* **Texte fourni**
↓↓↓

Récit

Époque contemporaineGuerre franco-allemande

Sarrebruck, les premiers feux

L'Amiral
25 juillet
2020

Tombé dans le piège diplomatique tendu par Otto von Bismarck à la mi-juillet 1870, l’empereur Napoléon III n’a plus d’autre choix que de suivre l’opinion publique et de demander à son gouvernement de déclarer la guerre à la Prusse, chose faite le 19 juillet.

La mobilisation de l’armée impériale commence sur les chapeaux de roues, les généraux français étant convaincus que la correction qui va être infligée à la Prusse va être à la hauteur de leurs espérances. Mais au début du mois d’août, rien n’est encore fait...

En chiens de faïence

La déclaration de guerre de la France à la Confédération d’Allemagne du Nord, emmenée par la Prusse et rejoint par les États catholiques du sud de l’Allemagne (Bavière notamment), n’apporte pas de conflit armé directement. Les deux belligérants disposent d’un énorme territoire à couvrir, rendant la mobilisation de leurs armées respectives assez lente.

Cependant, les Allemands disposent de leur 1. Armee positionnée en avant de la ville de Trèves, dont les avant-gardes sont installées à la frontière française en Sarre. Les deux villes frontalières, Sarrelouis et Sarrebruck, sont faiblement gardées, notamment par des éléments censés rapporter toute incursion française au quartier-général de von Moltke. Conscient de la faiblesse du secteur si les Français attaquent, ce dernier fait presser la mobilisation et l’acheminement des troupes, qu’il estime terminés le 4 août au matin.

Les deux camps sont dans le flou total : aucun ne sait véritablement ce que l’adversaire a en face de lui. Napoléon III, commandant en chef de l’armée du Rhin, décide très vite de recueillir des informations sur les forces prussiennes, et charge pour cela le maréchal Bazaine.

Le 31 juillet a lieu à Morsbach un conseil de guerre où le futur vaincu de Metz ordonne au 2e corps (général Frossard) de marcher sur Sarrebruck et au 5e corps (général de Failly) de mener une diversion vers Sarreguemines.

La date choisie est celle du 2 août, la mission ne devant pas mener plus loin que ces deux localités. Bazaine lui-même supervisera la progression à la tête d’une division du 3e corps.

Sarrebruck, les premiers feux
Le combat de Sarrebruck peint depuis le bois au sud de la ville.

Dans le noir complet

Les Prussiens eux-mêmes sont plus préoccupés par le déploiement de leurs troupes que par la probabilité d’une invasion française. Mais le 1er août, les Français démarrent les préparatifs alors que la 1ère division du général Vergé s’approche de Forbach, amenant avec lui une compagnie de pontonniers pour franchir la Sarre.

Sarrebruck, les premiers feux
Le général Frossard, photographié pendant la guerre de Crimée.

↑↑↑

* **Données fournies**

↓↓↓

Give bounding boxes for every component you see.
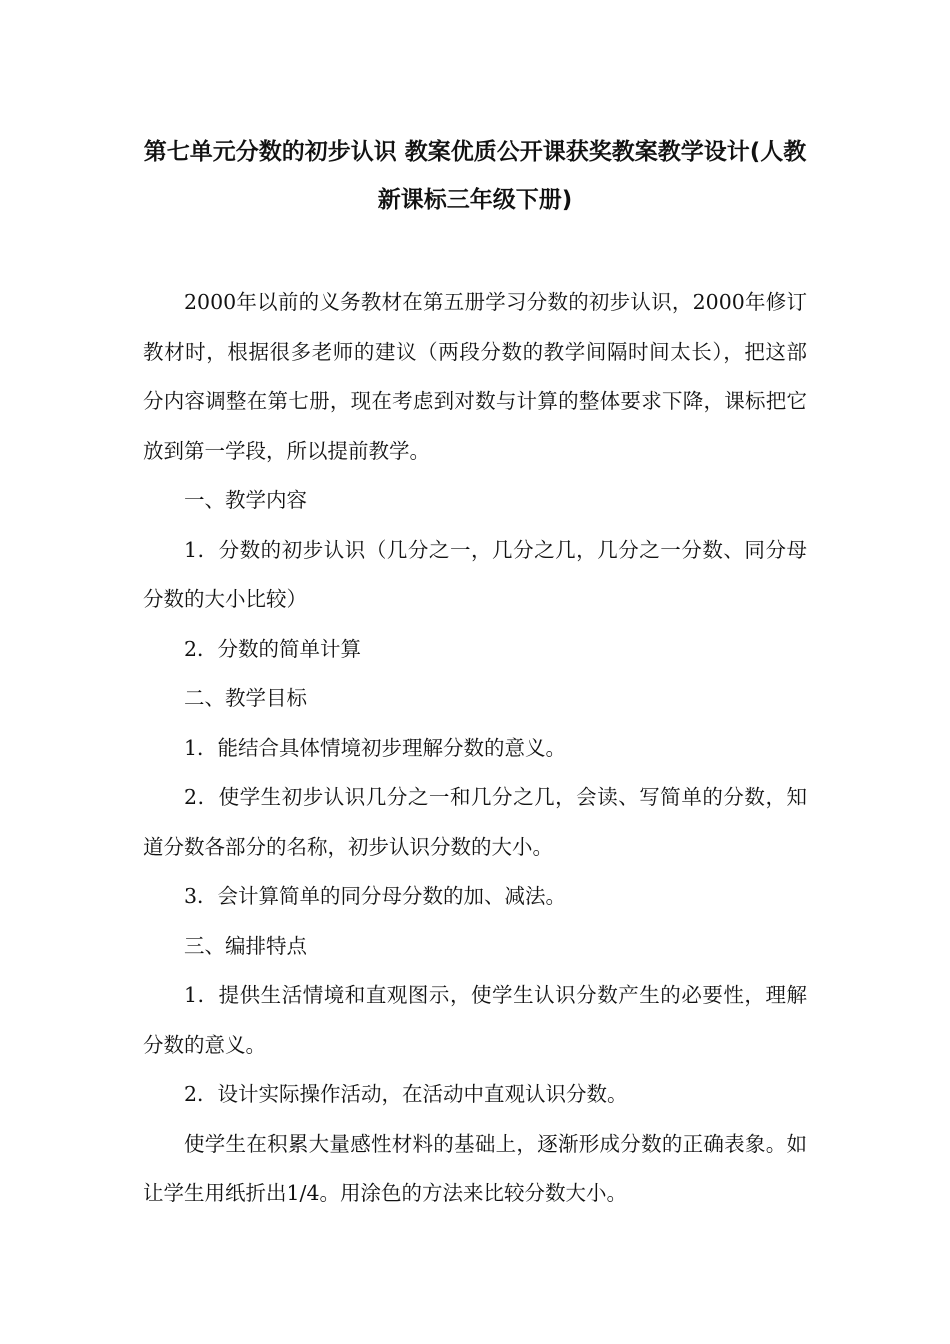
paragraph-feature-2: 2．设计实际操作活动，在活动中直观认识分数。 [184, 1082, 628, 1106]
heading-teaching-content: 一、教学内容 [184, 488, 307, 512]
paragraph-feature-detail: 使学生在积累大量感性材料的基础上，逐渐形成分数的正确表象。如让学生用纸折出1/4。用涂色的方法来比较分数大小。 [143, 1131, 807, 1205]
paragraph-content-item-2: 2．分数的简单计算 [184, 636, 362, 661]
heading-arrangement-features: 三、编排特点 [184, 933, 307, 958]
paragraph-intro: 2000年以前的义务教材在第五册学习分数的初步认识，2000年修订教材时，根据很多老师的建议（两段分数的教学间隔时间太长），把这部分内容调整在第七册，现在考虑到对数与计算的整体要求下降，课标把它放到第一学段，所以提前教学。 [143, 290, 807, 463]
document-title: 第七单元分数的初步认识 教案优质公开课获奖教案教学设计(人教新课标三年级下册) [143, 139, 807, 213]
heading-teaching-goals: 二、教学目标 [184, 686, 307, 710]
paragraph-goal-1: 1．能结合具体情境初步理解分数的意义。 [184, 735, 567, 760]
paragraph-feature-1: 1．提供生活情境和直观图示，使学生认识分数产生的必要性，理解分数的意义。 [143, 983, 807, 1057]
paragraph-goal-3: 3．会计算简单的同分母分数的加、减法。 [184, 884, 567, 908]
paragraph-goal-2: 2．使学生初步认识几分之一和几分之几，会读、写简单的分数，知道分数各部分的名称，初步认识分数的大小。 [143, 785, 807, 859]
document-body [143, 278, 807, 1219]
paragraph-content-item-1: 1．分数的初步认识（几分之一，几分之几，几分之一分数、同分母分数的大小比较） [143, 537, 807, 611]
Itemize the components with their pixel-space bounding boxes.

↑↑↑

* **Consignes**
A: Pouvez-vous réécrire les lignes des enregistrements, en commençant par celle qui contient « 1082, 628, 1106] » et en allant jusqu'à celle qui contient « document-body [143, 278, 807, 1219] » incluse, en remplaçant « heading » par « title » sans rien modifier d'autre ?
B: Pouvez-vous poursuivre le récit sur les premiers feux de Sarrebruck à partir de sa dernière phrase ?

* **Réponses attendues**
A:
paragraph-feature-2: 2．设计实际操作活动，在活动中直观认识分数。 [184, 1082, 628, 1106]
title-teaching-content: 一、教学内容 [184, 488, 307, 512]
paragraph-feature-detail: 使学生在积累大量感性材料的基础上，逐渐形成分数的正确表象。如让学生用纸折出1/4。用涂色的方法来比较分数大小。 [143, 1131, 807, 1205]
paragraph-content-item-2: 2．分数的简单计算 [184, 636, 362, 661]
title-arrangement-features: 三、编排特点 [184, 933, 307, 958]
paragraph-intro: 2000年以前的义务教材在第五册学习分数的初步认识，2000年修订教材时，根据很多老师的建议（两段分数的教学间隔时间太长），把这部分内容调整在第七册，现在考虑到对数与计算的整体要求下降，课标把它放到第一学段，所以提前教学。 [143, 290, 807, 463]
document-title: 第七单元分数的初步认识 教案优质公开课获奖教案教学设计(人教新课标三年级下册) [143, 139, 807, 213]
title-teaching-goals: 二、教学目标 [184, 686, 307, 710]
paragraph-goal-1: 1．能结合具体情境初步理解分数的意义。 [184, 735, 567, 760]
paragraph-feature-1: 1．提供生活情境和直观图示，使学生认识分数产生的必要性，理解分数的意义。 [143, 983, 807, 1057]
paragraph-goal-3: 3．会计算简单的同分母分数的加、减法。 [184, 884, 567, 908]
paragraph-goal-2: 2．使学生初步认识几分之一和几分之几，会读、写简单的分数，知道分数各部分的名称，初步认识分数的大小。 [143, 785, 807, 859]
document-body [143, 278, 807, 1219]

B:
Frossard déploie son dispositif le 2 août au matin : la 2e division du général Bataille avance en tête, suivie à sa droite par la brigade1 Micheler de la 3e division et à gauche par la brigade Valazé, de la 1ère division. Enfin, chaque aile est couverte par une batterie de canons de 12, prête à ouvrir le feu sur les éléments prussiens.

Conformément aux ordres de Bazaine, les troupes françaises ne cherchent pas à occuper le terrain et n’ont donc pas le matériel ou la logistique pour s’enfoncer dans le territoire sarrois. Sarrebruck en elle-même est de toute façon défendue par moins de 1000 hommes, dont des cavaliers. Trop peu nombreuse pour arrêter une force supérieure en nombre, ces hommes ont pour ordre de se replier en bon ordre si la pression adverse se fait trop forte.

Le 2 août à midi, les premiers éclaireurs français s’approchent de Sarrebruck. La ville est encaissée dans la vallée de la Sarre et entourée de collines, ainsi que bordée au sud par la forêt de Sankt Arnual ; le seul terrain plat conséquent est à l’ouest, terrain de manoeuvre pour la garnison locale.

Alors qu’une patrouille française s’approche des faubourgs de la ville, une patrouille prussienne apparaît. Des coups de feu claquent, mais bien vite les deux formations se replient vers leurs corps respectifs : l’alerte est donnée.

L’empereur et son fils à ses côtés, Frossard lance alors l’attaque en ordonnant à trois compagnies de prendre place sur la grande plaine de l’ouest et de barrer la sortie de la ville ; deux bataillons français prennent position au nord de la ville, près du quartier de Saint-Jean.

Pendant une heure, Français et Prussiens vont se tirer dessus à longue distance, mais les premiers sont couverts par la forêt et les seconds à l’abri dans les bâtiments. L’apparition de la brigade Rastoul au sud de Sarrebruck fait craindre un encerclement total au général von Gneisenau défendant la place ; de plus, ce dernier se rend compte que toutes les hauteurs alentours sont aux mains des Français...

Sarrebruck, les premiers feux
Une représentation de la fuite des Prussiens par la presse française. L'événement est enjolivé.

Une première « victoire » française

Certain de la supériorité numérique des Français, von Gneisenau décide d’évacuer la garnison de la ville sous la protection d’une batterie d’artillerie. Frossard ordonne donc au 23e RI d’avancer et de s'emparer de la cité, vide de toute troupe prussienne, qu’il va occuper jusqu’au 5 août.

Les Prussiens ont compris qu’ils avaient tout intérêt à éviter le combat pour l’instant, et les Français ne tentent pas de pousser plus loin... Pourtant, à quelques kilomètres de là se trouve un noeud ferroviaire important dont la capture aurait permis de bloquer l’arrivée de troupes prussiennes.

Des deux côtés, cette escarmouche est présentée comme une victoire. À Paris, on parle d’une offensive victorieuse, et le bellicisme de l’opinion publique n’en est que plus fort ; en Allemagne, les événements de Sarrebruck sont présentés comme une défense opiniâtre sur plusieurs jours, les Allemands s’étant repliés pied à pied.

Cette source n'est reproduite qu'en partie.